(Dataset entries)
++++++++++

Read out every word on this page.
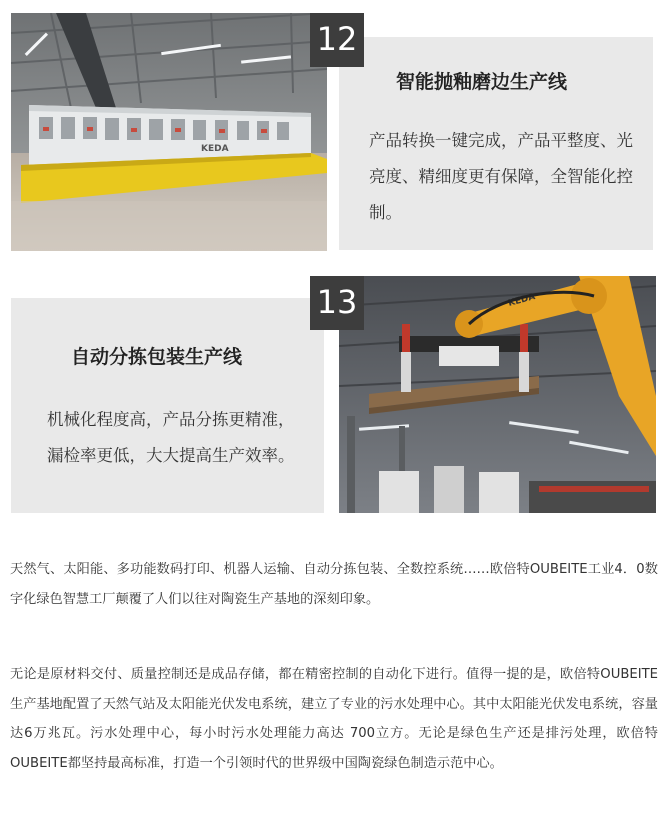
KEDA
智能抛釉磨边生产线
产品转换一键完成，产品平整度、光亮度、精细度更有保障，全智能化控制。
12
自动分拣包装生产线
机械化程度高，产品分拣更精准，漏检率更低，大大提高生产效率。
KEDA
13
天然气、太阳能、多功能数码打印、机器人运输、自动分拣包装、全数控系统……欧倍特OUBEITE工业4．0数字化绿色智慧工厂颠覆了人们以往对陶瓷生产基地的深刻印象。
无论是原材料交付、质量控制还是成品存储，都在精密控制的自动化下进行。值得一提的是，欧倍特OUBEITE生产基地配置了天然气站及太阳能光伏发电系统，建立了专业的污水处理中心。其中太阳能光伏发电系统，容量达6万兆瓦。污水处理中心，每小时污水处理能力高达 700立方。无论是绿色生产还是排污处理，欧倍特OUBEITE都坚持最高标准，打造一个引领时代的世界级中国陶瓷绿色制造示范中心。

++++++++++

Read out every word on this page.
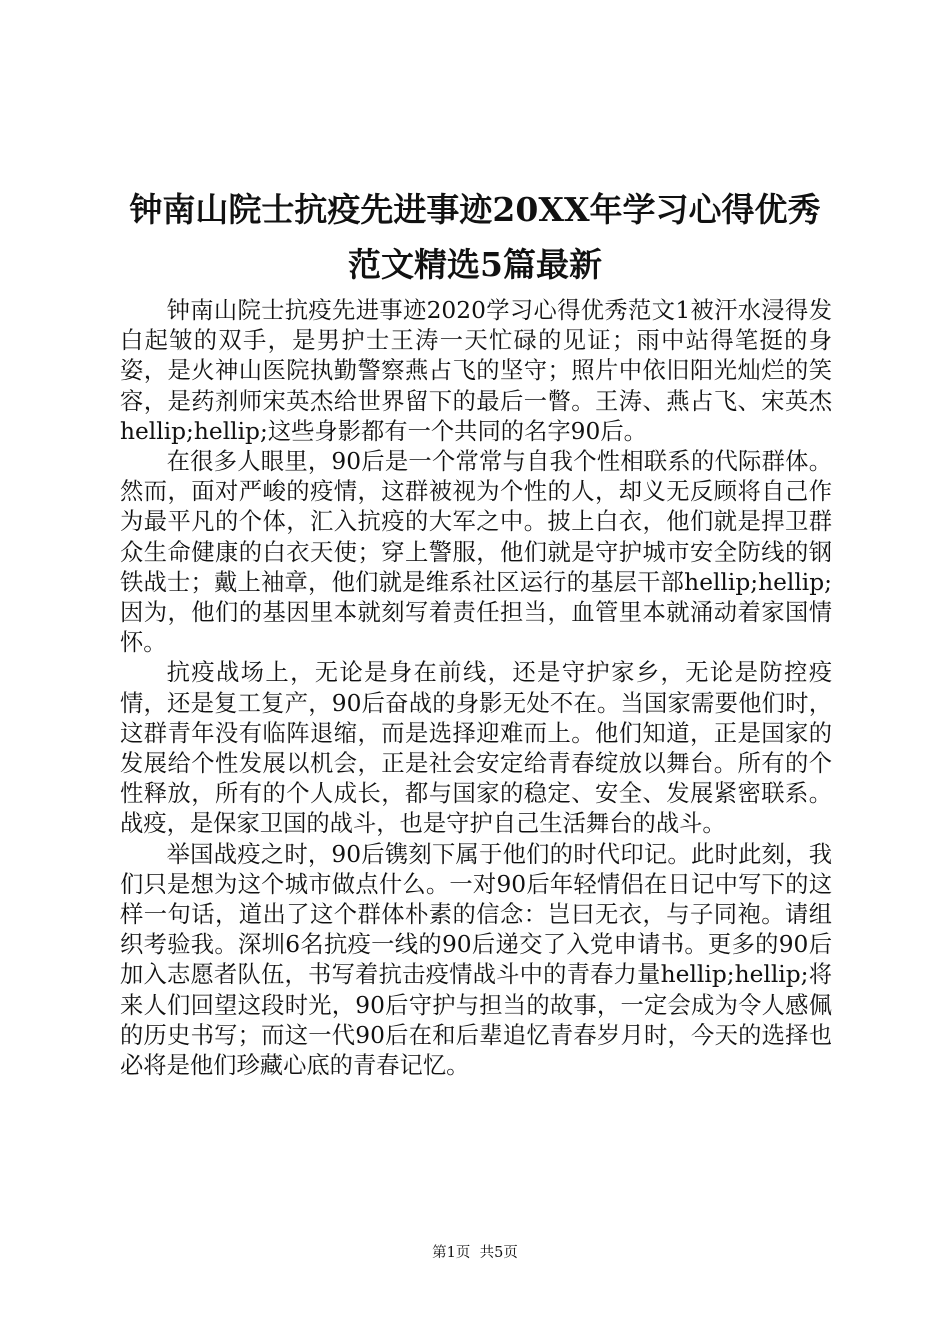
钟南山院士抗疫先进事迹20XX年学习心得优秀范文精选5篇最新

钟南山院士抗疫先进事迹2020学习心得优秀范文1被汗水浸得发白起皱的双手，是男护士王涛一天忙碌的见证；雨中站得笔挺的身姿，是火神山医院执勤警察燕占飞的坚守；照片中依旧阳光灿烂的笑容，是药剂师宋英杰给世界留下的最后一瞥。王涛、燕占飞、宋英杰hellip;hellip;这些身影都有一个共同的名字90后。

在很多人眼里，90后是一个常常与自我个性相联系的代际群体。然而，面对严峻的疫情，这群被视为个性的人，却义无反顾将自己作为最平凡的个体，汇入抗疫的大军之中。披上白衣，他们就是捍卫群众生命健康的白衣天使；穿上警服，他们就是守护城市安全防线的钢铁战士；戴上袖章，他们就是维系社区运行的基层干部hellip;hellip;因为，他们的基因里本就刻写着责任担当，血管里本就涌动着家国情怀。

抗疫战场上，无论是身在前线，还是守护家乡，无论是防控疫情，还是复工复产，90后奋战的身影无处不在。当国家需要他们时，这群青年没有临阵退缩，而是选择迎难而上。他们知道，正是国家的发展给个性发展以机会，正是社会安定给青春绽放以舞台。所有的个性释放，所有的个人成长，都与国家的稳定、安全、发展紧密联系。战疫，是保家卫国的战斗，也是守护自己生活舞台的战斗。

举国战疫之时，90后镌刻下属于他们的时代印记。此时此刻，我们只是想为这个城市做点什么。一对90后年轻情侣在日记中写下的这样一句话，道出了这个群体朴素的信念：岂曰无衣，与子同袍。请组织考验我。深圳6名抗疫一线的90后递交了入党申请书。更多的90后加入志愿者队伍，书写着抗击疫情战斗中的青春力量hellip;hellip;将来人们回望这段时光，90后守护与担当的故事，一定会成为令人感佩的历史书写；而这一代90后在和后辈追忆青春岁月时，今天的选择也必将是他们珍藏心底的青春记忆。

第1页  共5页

++++++++++

**Task description:**
Each line that has the word "hellip" counts once. How many such lines are in the data? Give the number alone.

**Exercise output:**
3